*Directions*: Give a verbatim quotation of every record.
--- start Given data ---
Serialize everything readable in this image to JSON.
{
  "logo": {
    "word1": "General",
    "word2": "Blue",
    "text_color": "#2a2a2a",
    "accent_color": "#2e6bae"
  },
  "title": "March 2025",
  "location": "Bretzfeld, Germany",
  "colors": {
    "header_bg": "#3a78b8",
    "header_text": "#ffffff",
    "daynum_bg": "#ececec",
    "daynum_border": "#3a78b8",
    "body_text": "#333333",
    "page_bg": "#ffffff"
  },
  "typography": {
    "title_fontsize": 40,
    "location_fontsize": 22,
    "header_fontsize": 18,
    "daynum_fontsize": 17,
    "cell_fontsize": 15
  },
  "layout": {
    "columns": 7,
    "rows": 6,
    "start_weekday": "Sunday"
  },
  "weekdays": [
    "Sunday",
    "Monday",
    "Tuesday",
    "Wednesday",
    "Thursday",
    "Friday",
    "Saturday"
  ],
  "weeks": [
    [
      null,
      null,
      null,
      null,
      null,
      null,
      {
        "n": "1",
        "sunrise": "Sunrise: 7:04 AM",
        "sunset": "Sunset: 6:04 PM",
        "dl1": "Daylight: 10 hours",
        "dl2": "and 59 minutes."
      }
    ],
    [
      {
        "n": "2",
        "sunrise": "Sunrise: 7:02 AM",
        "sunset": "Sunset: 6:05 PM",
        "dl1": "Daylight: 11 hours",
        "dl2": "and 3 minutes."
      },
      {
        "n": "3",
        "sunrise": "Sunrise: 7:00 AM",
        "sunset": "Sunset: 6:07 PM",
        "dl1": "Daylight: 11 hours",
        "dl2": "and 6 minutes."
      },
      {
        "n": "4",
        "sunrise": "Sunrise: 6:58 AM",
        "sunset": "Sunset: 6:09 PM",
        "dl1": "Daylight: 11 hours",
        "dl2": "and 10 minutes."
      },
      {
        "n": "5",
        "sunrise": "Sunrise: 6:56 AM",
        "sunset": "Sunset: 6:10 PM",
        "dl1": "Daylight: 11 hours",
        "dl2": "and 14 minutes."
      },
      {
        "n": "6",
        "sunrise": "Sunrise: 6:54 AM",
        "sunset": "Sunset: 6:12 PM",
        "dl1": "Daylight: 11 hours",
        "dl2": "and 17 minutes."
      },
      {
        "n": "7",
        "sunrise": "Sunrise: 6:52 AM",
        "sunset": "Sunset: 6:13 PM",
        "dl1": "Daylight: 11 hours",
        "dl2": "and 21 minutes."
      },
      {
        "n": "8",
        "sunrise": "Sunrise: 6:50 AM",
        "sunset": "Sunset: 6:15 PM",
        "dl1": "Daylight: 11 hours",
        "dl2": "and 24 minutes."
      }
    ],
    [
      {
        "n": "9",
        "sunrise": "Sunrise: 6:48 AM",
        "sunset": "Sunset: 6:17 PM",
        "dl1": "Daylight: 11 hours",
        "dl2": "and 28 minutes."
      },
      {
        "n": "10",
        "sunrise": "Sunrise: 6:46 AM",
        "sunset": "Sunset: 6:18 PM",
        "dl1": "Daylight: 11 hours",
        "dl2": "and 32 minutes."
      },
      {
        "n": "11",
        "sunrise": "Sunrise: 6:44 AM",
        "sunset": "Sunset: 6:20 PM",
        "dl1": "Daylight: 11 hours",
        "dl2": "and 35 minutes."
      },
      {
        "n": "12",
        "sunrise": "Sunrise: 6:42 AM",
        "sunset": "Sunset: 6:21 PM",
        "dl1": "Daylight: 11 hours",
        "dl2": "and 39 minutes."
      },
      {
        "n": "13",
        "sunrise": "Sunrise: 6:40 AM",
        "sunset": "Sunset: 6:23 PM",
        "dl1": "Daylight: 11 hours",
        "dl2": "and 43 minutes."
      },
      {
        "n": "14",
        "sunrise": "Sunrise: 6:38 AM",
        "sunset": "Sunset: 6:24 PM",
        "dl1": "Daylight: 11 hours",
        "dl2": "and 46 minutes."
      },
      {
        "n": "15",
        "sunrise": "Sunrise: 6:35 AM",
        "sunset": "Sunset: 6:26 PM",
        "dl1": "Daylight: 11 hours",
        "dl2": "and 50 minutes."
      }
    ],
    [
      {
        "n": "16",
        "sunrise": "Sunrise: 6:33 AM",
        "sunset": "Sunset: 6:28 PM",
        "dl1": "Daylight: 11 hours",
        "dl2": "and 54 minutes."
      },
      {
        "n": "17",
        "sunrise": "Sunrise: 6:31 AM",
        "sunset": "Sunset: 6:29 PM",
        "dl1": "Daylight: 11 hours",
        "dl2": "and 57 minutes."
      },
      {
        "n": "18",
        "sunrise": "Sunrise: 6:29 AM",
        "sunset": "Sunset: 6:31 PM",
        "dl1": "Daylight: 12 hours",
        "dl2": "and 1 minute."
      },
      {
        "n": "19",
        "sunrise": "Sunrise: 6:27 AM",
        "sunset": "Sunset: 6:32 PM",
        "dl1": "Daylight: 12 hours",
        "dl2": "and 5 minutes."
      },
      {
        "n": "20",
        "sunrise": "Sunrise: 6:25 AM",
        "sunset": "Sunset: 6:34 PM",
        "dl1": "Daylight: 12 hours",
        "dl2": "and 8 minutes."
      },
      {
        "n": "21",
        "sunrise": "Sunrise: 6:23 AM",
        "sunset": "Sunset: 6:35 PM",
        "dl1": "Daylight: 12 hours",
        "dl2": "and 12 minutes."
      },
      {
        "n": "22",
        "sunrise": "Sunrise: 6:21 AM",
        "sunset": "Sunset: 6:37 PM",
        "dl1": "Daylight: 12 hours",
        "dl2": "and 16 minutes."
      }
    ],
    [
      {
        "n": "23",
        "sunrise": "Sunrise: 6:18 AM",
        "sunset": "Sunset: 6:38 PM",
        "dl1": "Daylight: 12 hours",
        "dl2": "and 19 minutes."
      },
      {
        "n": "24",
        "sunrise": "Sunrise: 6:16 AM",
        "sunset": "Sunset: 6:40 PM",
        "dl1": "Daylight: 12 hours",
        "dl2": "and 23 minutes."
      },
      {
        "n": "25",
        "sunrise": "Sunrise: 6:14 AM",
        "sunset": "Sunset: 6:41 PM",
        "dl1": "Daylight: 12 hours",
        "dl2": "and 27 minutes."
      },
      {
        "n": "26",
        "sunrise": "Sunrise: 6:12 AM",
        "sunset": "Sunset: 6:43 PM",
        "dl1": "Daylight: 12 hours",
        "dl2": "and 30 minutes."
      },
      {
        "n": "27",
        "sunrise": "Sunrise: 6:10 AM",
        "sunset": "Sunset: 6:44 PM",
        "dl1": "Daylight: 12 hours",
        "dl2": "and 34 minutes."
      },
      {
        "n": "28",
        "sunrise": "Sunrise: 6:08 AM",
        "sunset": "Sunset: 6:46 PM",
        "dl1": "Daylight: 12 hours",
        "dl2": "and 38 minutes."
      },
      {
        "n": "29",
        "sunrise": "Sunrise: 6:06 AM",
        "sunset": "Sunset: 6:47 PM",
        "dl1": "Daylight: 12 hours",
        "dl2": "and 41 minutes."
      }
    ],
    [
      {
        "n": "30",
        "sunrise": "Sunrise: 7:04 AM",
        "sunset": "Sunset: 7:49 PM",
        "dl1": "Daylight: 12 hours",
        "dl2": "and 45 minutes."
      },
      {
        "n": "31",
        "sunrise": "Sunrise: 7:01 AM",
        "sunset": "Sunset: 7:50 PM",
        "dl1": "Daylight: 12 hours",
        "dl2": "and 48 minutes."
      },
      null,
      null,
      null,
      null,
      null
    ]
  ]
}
--- end Given data ---
*Response to the task*:
Serialize everything readable in this image to JSON.
{
  "logo": {
    "word1": "General",
    "word2": "Blue",
    "text_color": "#2a2a2a",
    "accent_color": "#2e6bae"
  },
  "title": "March 2025",
  "location": "Bretzfeld, Germany",
  "colors": {
    "header_bg": "#3a78b8",
    "header_text": "#ffffff",
    "daynum_bg": "#ececec",
    "daynum_border": "#3a78b8",
    "body_text": "#333333",
    "page_bg": "#ffffff"
  },
  "typography": {
    "title_fontsize": 40,
    "location_fontsize": 22,
    "header_fontsize": 18,
    "daynum_fontsize": 17,
    "cell_fontsize": 15
  },
  "layout": {
    "columns": 7,
    "rows": 6,
    "start_weekday": "Sunday"
  },
  "weekdays": [
    "Sunday",
    "Monday",
    "Tuesday",
    "Wednesday",
    "Thursday",
    "Friday",
    "Saturday"
  ],
  "weeks": [
    [
      null,
      null,
      null,
      null,
      null,
      null,
      {
        "n": "1",
        "sunrise": "Sunrise: 7:04 AM",
        "sunset": "Sunset: 6:04 PM",
        "dl1": "Daylight: 10 hours",
        "dl2": "and 59 minutes."
      }
    ],
    [
      {
        "n": "2",
        "sunrise": "Sunrise: 7:02 AM",
        "sunset": "Sunset: 6:05 PM",
        "dl1": "Daylight: 11 hours",
        "dl2": "and 3 minutes."
      },
      {
        "n": "3",
        "sunrise": "Sunrise: 7:00 AM",
        "sunset": "Sunset: 6:07 PM",
        "dl1": "Daylight: 11 hours",
        "dl2": "and 6 minutes."
      },
      {
        "n": "4",
        "sunrise": "Sunrise: 6:58 AM",
        "sunset": "Sunset: 6:09 PM",
        "dl1": "Daylight: 11 hours",
        "dl2": "and 10 minutes."
      },
      {
        "n": "5",
        "sunrise": "Sunrise: 6:56 AM",
        "sunset": "Sunset: 6:10 PM",
        "dl1": "Daylight: 11 hours",
        "dl2": "and 14 minutes."
      },
      {
        "n": "6",
        "sunrise": "Sunrise: 6:54 AM",
        "sunset": "Sunset: 6:12 PM",
        "dl1": "Daylight: 11 hours",
        "dl2": "and 17 minutes."
      },
      {
        "n": "7",
        "sunrise": "Sunrise: 6:52 AM",
        "sunset": "Sunset: 6:13 PM",
        "dl1": "Daylight: 11 hours",
        "dl2": "and 21 minutes."
      },
      {
        "n": "8",
        "sunrise": "Sunrise: 6:50 AM",
        "sunset": "Sunset: 6:15 PM",
        "dl1": "Daylight: 11 hours",
        "dl2": "and 24 minutes."
      }
    ],
    [
      {
        "n": "9",
        "sunrise": "Sunrise: 6:48 AM",
        "sunset": "Sunset: 6:17 PM",
        "dl1": "Daylight: 11 hours",
        "dl2": "and 28 minutes."
      },
      {
        "n": "10",
        "sunrise": "Sunrise: 6:46 AM",
        "sunset": "Sunset: 6:18 PM",
        "dl1": "Daylight: 11 hours",
        "dl2": "and 32 minutes."
      },
      {
        "n": "11",
        "sunrise": "Sunrise: 6:44 AM",
        "sunset": "Sunset: 6:20 PM",
        "dl1": "Daylight: 11 hours",
        "dl2": "and 35 minutes."
      },
      {
        "n": "12",
        "sunrise": "Sunrise: 6:42 AM",
        "sunset": "Sunset: 6:21 PM",
        "dl1": "Daylight: 11 hours",
        "dl2": "and 39 minutes."
      },
      {
        "n": "13",
        "sunrise": "Sunrise: 6:40 AM",
        "sunset": "Sunset: 6:23 PM",
        "dl1": "Daylight: 11 hours",
        "dl2": "and 43 minutes."
      },
      {
        "n": "14",
        "sunrise": "Sunrise: 6:38 AM",
        "sunset": "Sunset: 6:24 PM",
        "dl1": "Daylight: 11 hours",
        "dl2": "and 46 minutes."
      },
      {
        "n": "15",
        "sunrise": "Sunrise: 6:35 AM",
        "sunset": "Sunset: 6:26 PM",
        "dl1": "Daylight: 11 hours",
        "dl2": "and 50 minutes."
      }
    ],
    [
      {
        "n": "16",
        "sunrise": "Sunrise: 6:33 AM",
        "sunset": "Sunset: 6:28 PM",
        "dl1": "Daylight: 11 hours",
        "dl2": "and 54 minutes."
      },
      {
        "n": "17",
        "sunrise": "Sunrise: 6:31 AM",
        "sunset": "Sunset: 6:29 PM",
        "dl1": "Daylight: 11 hours",
        "dl2": "and 57 minutes."
      },
      {
        "n": "18",
        "sunrise": "Sunrise: 6:29 AM",
        "sunset": "Sunset: 6:31 PM",
        "dl1": "Daylight: 12 hours",
        "dl2": "and 1 minute."
      },
      {
        "n": "19",
        "sunrise": "Sunrise: 6:27 AM",
        "sunset": "Sunset: 6:32 PM",
        "dl1": "Daylight: 12 hours",
        "dl2": "and 5 minutes."
      },
      {
        "n": "20",
        "sunrise": "Sunrise: 6:25 AM",
        "sunset": "Sunset: 6:34 PM",
        "dl1": "Daylight: 12 hours",
        "dl2": "and 8 minutes."
      },
      {
        "n": "21",
        "sunrise": "Sunrise: 6:23 AM",
        "sunset": "Sunset: 6:35 PM",
        "dl1": "Daylight: 12 hours",
        "dl2": "and 12 minutes."
      },
      {
        "n": "22",
        "sunrise": "Sunrise: 6:21 AM",
        "sunset": "Sunset: 6:37 PM",
        "dl1": "Daylight: 12 hours",
        "dl2": "and 16 minutes."
      }
    ],
    [
      {
        "n": "23",
        "sunrise": "Sunrise: 6:18 AM",
        "sunset": "Sunset: 6:38 PM",
        "dl1": "Daylight: 12 hours",
        "dl2": "and 19 minutes."
      },
      {
        "n": "24",
        "sunrise": "Sunrise: 6:16 AM",
        "sunset": "Sunset: 6:40 PM",
        "dl1": "Daylight: 12 hours",
        "dl2": "and 23 minutes."
      },
      {
        "n": "25",
        "sunrise": "Sunrise: 6:14 AM",
        "sunset": "Sunset: 6:41 PM",
        "dl1": "Daylight: 12 hours",
        "dl2": "and 27 minutes."
      },
      {
        "n": "26",
        "sunrise": "Sunrise: 6:12 AM",
        "sunset": "Sunset: 6:43 PM",
        "dl1": "Daylight: 12 hours",
        "dl2": "and 30 minutes."
      },
      {
        "n": "27",
        "sunrise": "Sunrise: 6:10 AM",
        "sunset": "Sunset: 6:44 PM",
        "dl1": "Daylight: 12 hours",
        "dl2": "and 34 minutes."
      },
      {
        "n": "28",
        "sunrise": "Sunrise: 6:08 AM",
        "sunset": "Sunset: 6:46 PM",
        "dl1": "Daylight: 12 hours",
        "dl2": "and 38 minutes."
      },
      {
        "n": "29",
        "sunrise": "Sunrise: 6:06 AM",
        "sunset": "Sunset: 6:47 PM",
        "dl1": "Daylight: 12 hours",
        "dl2": "and 41 minutes."
      }
    ],
    [
      {
        "n": "30",
        "sunrise": "Sunrise: 7:04 AM",
        "sunset": "Sunset: 7:49 PM",
        "dl1": "Daylight: 12 hours",
        "dl2": "and 45 minutes."
      },
      {
        "n": "31",
        "sunrise": "Sunrise: 7:01 AM",
        "sunset": "Sunset: 7:50 PM",
        "dl1": "Daylight: 12 hours",
        "dl2": "and 48 minutes."
      },
      null,
      null,
      null,
      null,
      null
    ]
  ]
}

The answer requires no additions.